Extracted information:

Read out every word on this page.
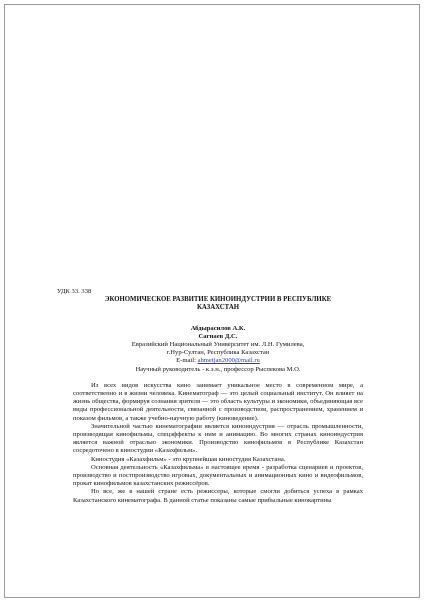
УДК 33. 338
ЭКОНОМИЧЕСКОЕ РАЗВИТИЕ КИНОИНДУСТРИИ В РЕСПУБЛИКЕ
КАЗАХСТАН
Абдырасилов А.К.
Сагнаев Д.С.
Евразийский Национальный Университет им. Л.Н. Гумилева,
г.Нур-Султан, Республика Казахстан
E-mail: ahmetjan2000@mail.ru
Научный руководитель - к.э.н., профессор Рыспекова М.О.

Из всех видов искусства кино занимает уникальное место в современном мире, а соответственно и в жизни человека. Кинематограф — это целый социальный институт. Он влияет на жизнь общества, формируя сознания зрителя — это область культуры и экономики, объединяющая все виды профессиональной деятельности, связанной с производством, распространением, хранением и показом фильмов, а также учебно-научную работу (киноведение).

Значительной частью кинематографии является киноиндустрия — отрасль промышленности, производящая кинофильмы, спецэффекты к ним и анимацию. Во многих странах киноиндустрия является важной отраслью экономики. Производство кинофильмов в Республике Казахстан сосредоточено в киностудии «Казахфильм».

Киностудия «Казахфильм» - это крупнейшая киностудия Казахстана.

Основная деятельность «Казахфильма» в настоящее время - разработка сценариев и проектов, производство и постпроизводство игровых, документальных и анимационных кино и видеофильмов, прокат кинофильмов казахстанских режиссёров.

Но все, же в нашей стране есть режиссеры, которые смогли добиться успеха в рамках Казахстанского кинематографа. В данной статье показаны самые прибыльные кинокартины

What to do: Track down every line with the word "кинофильмов" and copy it.

Finished task:
Значительной частью кинематографии является киноиндустрия — отрасль промышленности, производящая кинофильмы, спецэффекты к ним и анимацию. Во многих странах киноиндустрия является важной отраслью экономики. Производство кинофильмов в Республике Казахстан сосредоточено в киностудии «Казахфильм».
Основная деятельность «Казахфильма» в настоящее время - разработка сценариев и проектов, производство и постпроизводство игровых, документальных и анимационных кино и видеофильмов, прокат кинофильмов казахстанских режиссёров.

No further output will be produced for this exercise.